::: PROVIDED TEXT :::

THE RESOURCE CURSE
The academic literature on the resource curse is vast (Ross 2015). Here, we examine three different dimensions of the resource curse which comprise a ‘political resource curse’ (Vicente 2010). First, oil-rich countries are unable to establish or consolidate democracy (Ross 2001, 2015; Jensen & Wantchekon 2004; Ramsay 2011; challenged by Haber & Menaldo 2011; Brooks & Kurtz 2016). Second, oil wealth has been found to increase the risk of inter-state war (Colgan 2013) and civil war (Collier & Hoeffler 1998; challenged by Brunnschweiler & Bulte 2008; Paine 2016) as well as lengthen the duration of civil conflicts (Lujala 2010). Finally, resource wealth is believed to have corrosive effects on the quality of political institutions and leads to increased corruption and rent-seeking (Leite & Weidmann 1999; Sala-i-Martin & Subramanian 2003; Shaxson 2007; Vicente 2010; challenged by Alexeev & Conrad 2009).
The so-called institutionalist turn in the resource curse literature (Mehlum et al. 2006; Smith 2007; Morrison 2013) arguing that natural resource wealth has conditional effects depending upon a country’s quality of institutions has undermined the view that the resource curse is inevitable. Increasingly, scholars believe, in Morrison’s (2013: 1122) phrasing, that ‘oil is less like a universal acid and more like a powerful tool, which can have good or bad effects depending on the circumstances’.
The resource curse literature is contested in all these areas. This article does not make a broader statement on the overall validity (or lack thereof) of the resource curse. Instead, it merely seeks to elucidate how the political resource curse might play out in Somaliland and why Somaliland is vulnerable to it.
Oil wealth is posited to impact democracy negatively through several channels but is most commonly attributed to a rentier logic where the ‘key mechanism linking authoritarian rule and resource dependence … is an incumbent’s discretion over the distribution of natural resource rents’ (Jensen & Wantchekon 2004: 821). As explained by Ross (2015: 246) ‘An abundant flow of oil revenues enables incumbents to both reduce taxes and increase patronage and public goods, making it possible for them to buy off a larger set of potential challengers and reduce dissent’. In sub-Saharan Africa, Jensen & Wantchekon (2004: 817) find that ‘executive discretion over resource rents leads to less political liberalization (transition of democracy) and a greater likelihood of democratic breakdown (consolidation of democracy)’. Importantly, for Somaliland, research suggests that ‘oil does greater damage to democracy in poor states than in rich ones’ (Ross 2001: 356).

::: EXTRACTED ENTRIES :::

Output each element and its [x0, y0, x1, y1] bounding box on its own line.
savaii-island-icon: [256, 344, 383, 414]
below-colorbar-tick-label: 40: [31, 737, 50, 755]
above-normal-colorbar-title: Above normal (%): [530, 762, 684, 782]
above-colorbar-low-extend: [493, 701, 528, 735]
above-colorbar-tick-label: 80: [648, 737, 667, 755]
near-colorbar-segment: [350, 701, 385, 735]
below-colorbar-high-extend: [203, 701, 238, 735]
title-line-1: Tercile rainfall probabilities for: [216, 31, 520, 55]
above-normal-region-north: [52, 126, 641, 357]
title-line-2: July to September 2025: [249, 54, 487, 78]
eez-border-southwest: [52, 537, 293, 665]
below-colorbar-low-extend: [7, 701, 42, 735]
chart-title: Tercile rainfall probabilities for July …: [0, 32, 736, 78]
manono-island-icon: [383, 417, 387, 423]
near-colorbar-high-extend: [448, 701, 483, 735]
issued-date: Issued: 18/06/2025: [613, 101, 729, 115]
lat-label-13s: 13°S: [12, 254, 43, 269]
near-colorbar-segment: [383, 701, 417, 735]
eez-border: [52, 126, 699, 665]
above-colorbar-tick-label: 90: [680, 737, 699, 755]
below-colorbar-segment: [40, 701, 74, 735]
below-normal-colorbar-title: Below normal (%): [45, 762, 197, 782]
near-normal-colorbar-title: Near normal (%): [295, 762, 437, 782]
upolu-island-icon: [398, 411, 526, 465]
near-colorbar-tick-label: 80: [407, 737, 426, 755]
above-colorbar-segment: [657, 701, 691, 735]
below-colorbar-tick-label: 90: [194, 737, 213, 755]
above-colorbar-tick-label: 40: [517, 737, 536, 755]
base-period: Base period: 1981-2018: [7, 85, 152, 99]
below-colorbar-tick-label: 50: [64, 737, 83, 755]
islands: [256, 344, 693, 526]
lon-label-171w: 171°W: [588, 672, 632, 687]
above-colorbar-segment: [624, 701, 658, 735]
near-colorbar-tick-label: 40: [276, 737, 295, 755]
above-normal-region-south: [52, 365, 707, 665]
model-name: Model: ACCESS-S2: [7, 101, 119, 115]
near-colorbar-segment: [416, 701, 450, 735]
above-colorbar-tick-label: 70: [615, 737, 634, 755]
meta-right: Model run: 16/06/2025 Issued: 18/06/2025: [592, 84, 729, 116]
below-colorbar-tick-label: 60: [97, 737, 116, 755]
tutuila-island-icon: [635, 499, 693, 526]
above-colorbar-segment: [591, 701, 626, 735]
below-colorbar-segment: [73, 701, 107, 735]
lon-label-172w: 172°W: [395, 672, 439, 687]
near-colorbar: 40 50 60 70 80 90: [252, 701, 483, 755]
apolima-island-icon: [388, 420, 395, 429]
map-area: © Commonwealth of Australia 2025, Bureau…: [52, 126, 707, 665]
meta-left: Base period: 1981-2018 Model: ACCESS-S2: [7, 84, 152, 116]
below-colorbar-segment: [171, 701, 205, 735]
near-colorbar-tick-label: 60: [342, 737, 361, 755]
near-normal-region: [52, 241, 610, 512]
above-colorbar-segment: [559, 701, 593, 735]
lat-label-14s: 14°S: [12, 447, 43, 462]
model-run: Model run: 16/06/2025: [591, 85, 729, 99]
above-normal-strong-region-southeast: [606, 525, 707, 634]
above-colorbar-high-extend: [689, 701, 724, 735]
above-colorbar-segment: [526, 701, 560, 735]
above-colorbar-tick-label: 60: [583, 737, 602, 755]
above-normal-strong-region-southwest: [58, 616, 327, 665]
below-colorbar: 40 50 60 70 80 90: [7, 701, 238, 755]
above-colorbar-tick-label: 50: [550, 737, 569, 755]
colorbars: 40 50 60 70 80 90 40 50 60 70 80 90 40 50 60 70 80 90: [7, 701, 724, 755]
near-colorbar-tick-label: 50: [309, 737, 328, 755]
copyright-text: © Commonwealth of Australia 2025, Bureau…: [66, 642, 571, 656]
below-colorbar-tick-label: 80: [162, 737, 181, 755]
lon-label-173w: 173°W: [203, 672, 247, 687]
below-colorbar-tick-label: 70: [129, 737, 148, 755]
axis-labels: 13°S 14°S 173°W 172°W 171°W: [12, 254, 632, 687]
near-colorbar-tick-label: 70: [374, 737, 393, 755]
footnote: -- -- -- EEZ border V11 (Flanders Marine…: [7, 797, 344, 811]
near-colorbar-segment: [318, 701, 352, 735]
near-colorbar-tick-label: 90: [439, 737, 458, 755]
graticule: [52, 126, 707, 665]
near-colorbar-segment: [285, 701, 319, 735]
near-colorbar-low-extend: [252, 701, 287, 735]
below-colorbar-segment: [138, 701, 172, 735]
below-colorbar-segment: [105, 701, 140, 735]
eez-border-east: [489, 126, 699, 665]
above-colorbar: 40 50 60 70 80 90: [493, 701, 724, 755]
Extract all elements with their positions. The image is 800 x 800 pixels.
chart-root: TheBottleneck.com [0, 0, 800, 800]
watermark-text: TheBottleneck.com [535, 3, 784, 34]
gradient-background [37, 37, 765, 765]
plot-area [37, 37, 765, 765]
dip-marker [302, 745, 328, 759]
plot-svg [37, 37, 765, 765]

:::

▶ EXERCISE DESCRIPTION
Continue the resource curse text from where it stops.

▶ THE OUTPUT
The argument that oil-rich countries are at greater risk of conflict follows two different sets of causal arguments – one which focuses on states and the other which focuses on insurgents (Lujala 2010; Ross 2015; Paine 2016). The state argument suggests that ‘because resource-rich rulers do not have to build strong societal ties to raise revenues, oil-rich governments tend to have weak bureaucratic institutions relative to their country’s per capita income’ (Paine 2016: 748). Weak state institutions lead to elevated levels of citizen dissatisfaction, simultaneously increasing the demand for change and decreasing the state’s ability to neutralize it. The causal logic focusing on rebels essentially advances the two related arguments that natural resource rents ‘provide motivation and means for rebel uprisings’ (Lujala 2010: 15). In none of these arguments is oil the single explanation for violence. Rather, as Glaser (2013: 125) emphasizes, it ‘is one among a number of links in a chain that could lead to conflict’.
There are two main findings from this literature which suggest danger for Somaliland. First, although onshore and offshore oil production are both capable of generating significant revenues, only onshore oil production appears to affect the prospects for conflict. As explained by Ross (2015: 251), ‘When the oil is found offshore, it has no robust effect on a country’s conflict risk; when it is onshore, it appears to have a large effect’. Additionally, Lujala (2010: 16) finds that the presence of ‘hydrocarbons in the conflict zone more than doubles the conflict duration. Resources located outside the conflict region do not have a prolonging effect on the duration.’ While Somaliland may have offshore oil reserves, the Nugaal oil basin in eastern Somaliland stretches across territory that is also claimed by Puntland and Khaatumo State. Oil increases the value of territory which ‘increases the probability that crises over territory will lead to war instead of negotiated compromises, as states are more willing to run the risks of fighting’ (Glaser 2013: 123). Most ominously for unrecognized Somaliland, ‘oil is especially likely to generate conflict when territorial boundaries are contested’ (Glaser 2013: 123). Such conflicts are also more difficult to resolve because they are not just monetary disputes but rather are sovereignty disputes. Revenues can be split. Yet, as Voller (2013: 79) observes, if ‘control over oil is associated with sovereignty … It may render any peaceful solution to the conflict impossible’.
Second, onshore oil can have these effects even if it is not actually being produced. As Colgan (2013: 154) specifies, it ‘is perceived oil reserves that matter for resource wars, not actual oil reserves … resource wars can occur even when no oil exists’ (see also Lujala 2010: 23). Thus, Somaliland might not have commercially viable oil reserves, but it could still suffer increased risks of fighting in its eastern regions.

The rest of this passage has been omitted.